PROMPT: Below are the records; reproduce all of them exactly but without any images.

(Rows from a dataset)
########
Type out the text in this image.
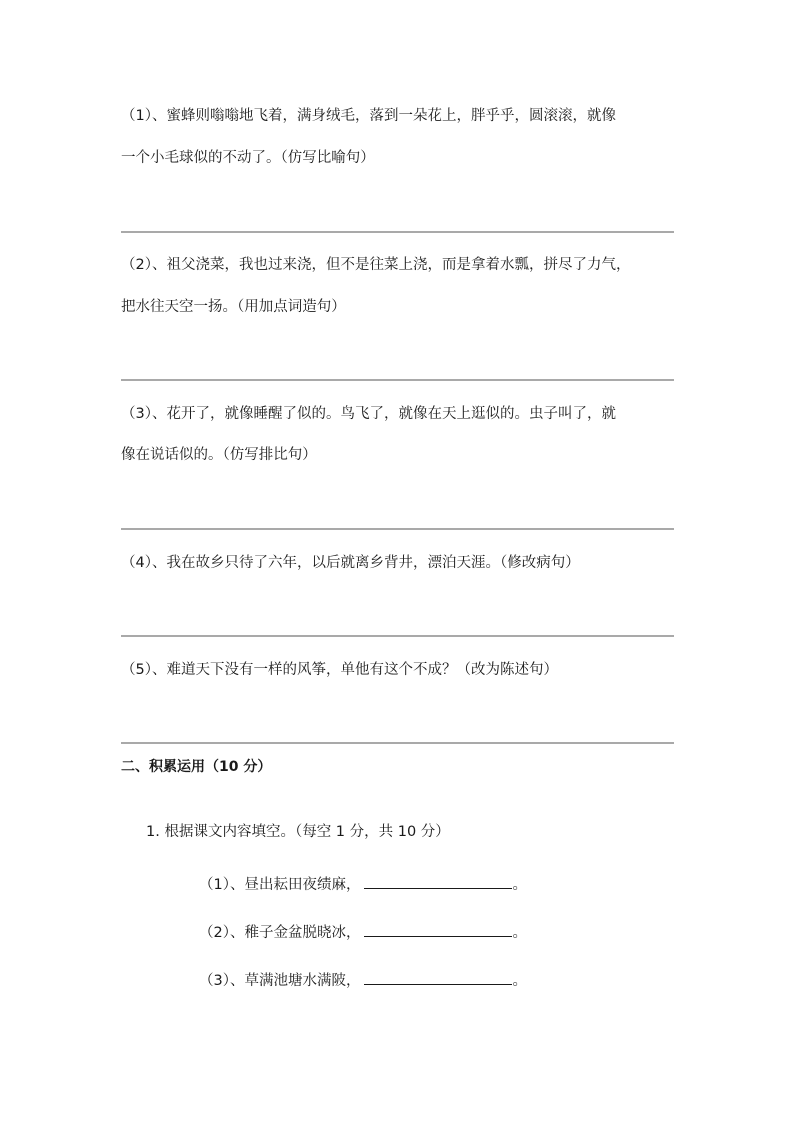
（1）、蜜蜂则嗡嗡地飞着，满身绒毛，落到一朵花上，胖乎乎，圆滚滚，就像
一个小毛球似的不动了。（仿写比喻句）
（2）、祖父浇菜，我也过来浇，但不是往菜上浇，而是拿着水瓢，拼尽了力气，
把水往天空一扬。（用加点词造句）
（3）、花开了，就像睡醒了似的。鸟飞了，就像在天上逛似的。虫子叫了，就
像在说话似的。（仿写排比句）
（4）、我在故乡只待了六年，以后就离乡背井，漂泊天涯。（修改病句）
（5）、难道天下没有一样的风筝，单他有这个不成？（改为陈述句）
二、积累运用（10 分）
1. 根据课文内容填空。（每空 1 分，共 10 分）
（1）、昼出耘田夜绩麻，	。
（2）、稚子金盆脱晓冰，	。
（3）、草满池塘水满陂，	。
########
EXERCISE ANSWER:
Type out the text in this image.
（1）、蜜蜂则嗡嗡地飞着，满身绒毛，落到一朵花上，胖乎乎，圆滚滚，就像
一个小毛球似的不动了。（仿写比喻句）
（2）、祖父浇菜，我也过来浇，但不是往菜上浇，而是拿着水瓢，拼尽了力气，
把水往天空一扬。（用加点词造句）
（3）、花开了，就像睡醒了似的。鸟飞了，就像在天上逛似的。虫子叫了，就
像在说话似的。（仿写排比句）
（4）、我在故乡只待了六年，以后就离乡背井，漂泊天涯。（修改病句）
（5）、难道天下没有一样的风筝，单他有这个不成？（改为陈述句）
二、积累运用（10 分）
1. 根据课文内容填空。（每空 1 分，共 10 分）
（1）、昼出耘田夜绩麻，	。
（2）、稚子金盆脱晓冰，	。
（3）、草满池塘水满陂，	。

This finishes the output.